-- Work to do --
Copy out each line in the listing below that contains the string "major".

··· Records supplied

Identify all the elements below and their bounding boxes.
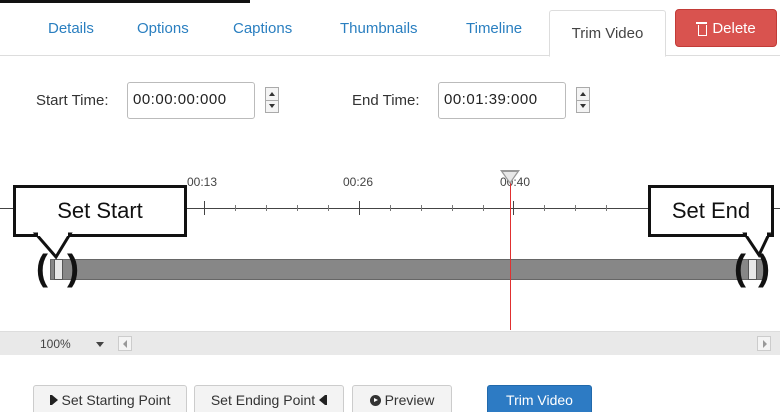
start-time-input[interactable]: [133, 91, 251, 108]
tab-trim-video[interactable]: Trim Video: [549, 10, 666, 57]
tab-bar: Details Options Captions Thumbnails Time…: [0, 0, 780, 57]
start-time-field: [127, 82, 255, 119]
ruler-minor-tick: [606, 205, 607, 211]
set-start-callout-tail: [32, 230, 73, 260]
ruler-minor-tick: [483, 205, 484, 211]
set-starting-point-label: Set Starting Point: [61, 392, 171, 408]
set-end-callout-tail: [742, 230, 772, 259]
chevron-up-icon: [269, 92, 275, 96]
tab-trim-video-label: Trim Video: [571, 25, 644, 42]
playhead-line: [510, 180, 511, 330]
set-start-callout-text: Set Start: [57, 198, 143, 223]
chevron-down-icon[interactable]: [96, 342, 104, 347]
ruler-minor-tick: [421, 205, 422, 211]
set-end-callout-text: Set End: [671, 198, 751, 223]
tab-options[interactable]: Options: [137, 20, 189, 37]
preview-button[interactable]: Preview: [352, 385, 452, 412]
ruler-minor-tick: [544, 205, 545, 211]
trim-video-button[interactable]: Trim Video: [487, 385, 592, 412]
chevron-down-icon: [580, 104, 586, 108]
set-start-callout: Set Start: [13, 185, 187, 237]
chevron-up-icon: [580, 92, 586, 96]
tab-thumbnails[interactable]: Thumbnails: [340, 20, 418, 37]
trim-range-bar[interactable]: [50, 259, 764, 280]
ruler-major-tick: [513, 201, 514, 215]
playhead-marker[interactable]: [500, 170, 520, 184]
chevron-down-icon: [269, 104, 275, 108]
set-end-callout: Set End: [648, 185, 774, 237]
tab-captions[interactable]: Captions: [233, 20, 292, 37]
end-time-field: [438, 82, 566, 119]
ruler-major-tick: [204, 201, 205, 215]
delete-button[interactable]: Delete: [675, 9, 777, 47]
ruler-minor-tick: [297, 205, 298, 211]
end-time-stepper[interactable]: [576, 87, 590, 113]
scroll-right-button[interactable]: [757, 336, 771, 351]
ruler-minor-tick: [328, 205, 329, 211]
ruler-major-tick: [359, 201, 360, 215]
preview-label: Preview: [384, 392, 435, 408]
timeline-scrollbar[interactable]: 100%: [0, 331, 780, 355]
skip-start-icon: [49, 395, 58, 405]
ruler-minor-tick: [266, 205, 267, 211]
skip-end-icon: [319, 395, 328, 405]
start-time-stepper[interactable]: [265, 87, 279, 113]
tick-label: 00:26: [343, 175, 374, 189]
zoom-level[interactable]: 100%: [40, 337, 71, 351]
trim-video-label: Trim Video: [506, 392, 573, 408]
ruler-minor-tick: [235, 205, 236, 211]
tab-timeline[interactable]: Timeline: [466, 20, 522, 37]
chevron-left-icon: [123, 340, 127, 348]
trash-icon: [696, 21, 708, 36]
chevron-right-icon: [763, 340, 767, 348]
set-starting-point-button[interactable]: Set Starting Point: [33, 385, 187, 412]
end-time-label: End Time:: [352, 92, 420, 109]
start-time-label: Start Time:: [36, 92, 109, 109]
delete-button-label: Delete: [712, 19, 756, 37]
ruler-minor-tick: [452, 205, 453, 211]
tick-label: 00:13: [187, 175, 218, 189]
set-ending-point-label: Set Ending Point: [210, 392, 316, 408]
scroll-left-button[interactable]: [118, 336, 132, 351]
set-ending-point-button[interactable]: Set Ending Point: [194, 385, 344, 412]
play-circle-icon: [369, 394, 381, 406]
end-time-input[interactable]: [444, 91, 562, 108]
ruler-minor-tick: [575, 205, 576, 211]
tab-details[interactable]: Details: [48, 20, 94, 37]
ruler-minor-tick: [390, 205, 391, 211]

······

-- Complete response --
ruler-major-tick: [513, 201, 514, 215]
ruler-major-tick: [204, 201, 205, 215]
ruler-major-tick: [359, 201, 360, 215]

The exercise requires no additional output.